Write out the data below in full, unchanged, minus the images.

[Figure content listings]
--*--
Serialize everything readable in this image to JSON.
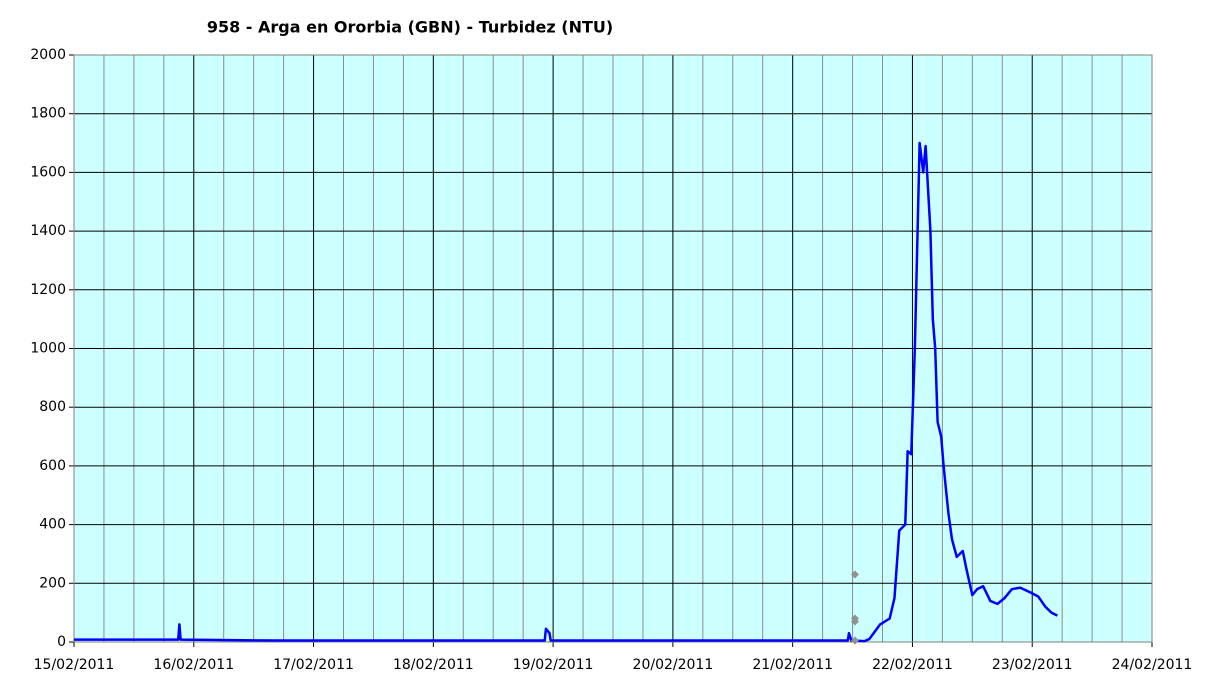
{
  "chart_data": {
    "type": "line",
    "title": "958 - Arga en Ororbia (GBN) - Turbidez (NTU)",
    "xlim": [
      0,
      9
    ],
    "xticks": [
      {
        "value": 0,
        "label": "15/02/2011"
      },
      {
        "value": 1,
        "label": "16/02/2011"
      },
      {
        "value": 2,
        "label": "17/02/2011"
      },
      {
        "value": 3,
        "label": "18/02/2011"
      },
      {
        "value": 4,
        "label": "19/02/2011"
      },
      {
        "value": 5,
        "label": "20/02/2011"
      },
      {
        "value": 6,
        "label": "21/02/2011"
      },
      {
        "value": 7,
        "label": "22/02/2011"
      },
      {
        "value": 8,
        "label": "23/02/2011"
      },
      {
        "value": 9,
        "label": "24/02/2011"
      }
    ],
    "ylim": [
      0,
      2000
    ],
    "yticks": [
      0,
      200,
      400,
      600,
      800,
      1000,
      1200,
      1400,
      1600,
      1800,
      2000
    ],
    "grid": true,
    "minor_grid_divisions": 4,
    "background": "#ccffff",
    "series": [
      {
        "color": "#0000ff",
        "x": [
          0,
          0.87,
          0.88,
          0.89,
          1.7,
          3.93,
          3.94,
          3.97,
          3.98,
          6.0,
          6.46,
          6.47,
          6.49,
          6.6,
          6.64,
          6.73,
          6.81,
          6.85,
          6.89,
          6.94,
          6.96,
          6.99,
          7.02,
          7.06,
          7.09,
          7.11,
          7.15,
          7.17,
          7.19,
          7.21,
          7.24,
          7.26,
          7.3,
          7.33,
          7.37,
          7.42,
          7.45,
          7.5,
          7.54,
          7.59,
          7.65,
          7.71,
          7.77,
          7.83,
          7.9,
          7.98,
          8.05,
          8.11,
          8.16,
          8.21
        ],
        "values": [
          8,
          8,
          60,
          8,
          5,
          5,
          45,
          30,
          5,
          5,
          5,
          30,
          5,
          3,
          10,
          60,
          80,
          150,
          380,
          400,
          650,
          640,
          1000,
          1700,
          1600,
          1690,
          1400,
          1100,
          1000,
          750,
          700,
          600,
          440,
          350,
          290,
          310,
          250,
          160,
          180,
          190,
          140,
          130,
          150,
          180,
          185,
          170,
          155,
          120,
          100,
          90
        ]
      },
      {
        "color": "#909090",
        "markers_only": true,
        "x": [
          6.52,
          6.52,
          6.52,
          6.52
        ],
        "values": [
          230,
          80,
          70,
          5
        ]
      }
    ]
  }
}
--*--
# [Written response]
Serialize everything readable in this image to JSON.
{
  "chart_data": {
    "type": "line",
    "title": "958 - Arga en Ororbia (GBN) - Turbidez (NTU)",
    "xlim": [
      0,
      9
    ],
    "xticks": [
      {
        "value": 0,
        "label": "15/02/2011"
      },
      {
        "value": 1,
        "label": "16/02/2011"
      },
      {
        "value": 2,
        "label": "17/02/2011"
      },
      {
        "value": 3,
        "label": "18/02/2011"
      },
      {
        "value": 4,
        "label": "19/02/2011"
      },
      {
        "value": 5,
        "label": "20/02/2011"
      },
      {
        "value": 6,
        "label": "21/02/2011"
      },
      {
        "value": 7,
        "label": "22/02/2011"
      },
      {
        "value": 8,
        "label": "23/02/2011"
      },
      {
        "value": 9,
        "label": "24/02/2011"
      }
    ],
    "ylim": [
      0,
      2000
    ],
    "yticks": [
      0,
      200,
      400,
      600,
      800,
      1000,
      1200,
      1400,
      1600,
      1800,
      2000
    ],
    "grid": true,
    "minor_grid_divisions": 4,
    "background": "#ccffff",
    "series": [
      {
        "color": "#0000ff",
        "x": [
          0,
          0.87,
          0.88,
          0.89,
          1.7,
          3.93,
          3.94,
          3.97,
          3.98,
          6.0,
          6.46,
          6.47,
          6.49,
          6.6,
          6.64,
          6.73,
          6.81,
          6.85,
          6.89,
          6.94,
          6.96,
          6.99,
          7.02,
          7.06,
          7.09,
          7.11,
          7.15,
          7.17,
          7.19,
          7.21,
          7.24,
          7.26,
          7.3,
          7.33,
          7.37,
          7.42,
          7.45,
          7.5,
          7.54,
          7.59,
          7.65,
          7.71,
          7.77,
          7.83,
          7.9,
          7.98,
          8.05,
          8.11,
          8.16,
          8.21
        ],
        "values": [
          8,
          8,
          60,
          8,
          5,
          5,
          45,
          30,
          5,
          5,
          5,
          30,
          5,
          3,
          10,
          60,
          80,
          150,
          380,
          400,
          650,
          640,
          1000,
          1700,
          1600,
          1690,
          1400,
          1100,
          1000,
          750,
          700,
          600,
          440,
          350,
          290,
          310,
          250,
          160,
          180,
          190,
          140,
          130,
          150,
          180,
          185,
          170,
          155,
          120,
          100,
          90
        ]
      },
      {
        "color": "#909090",
        "markers_only": true,
        "x": [
          6.52,
          6.52,
          6.52,
          6.52
        ],
        "values": [
          230,
          80,
          70,
          5
        ]
      }
    ]
  }
}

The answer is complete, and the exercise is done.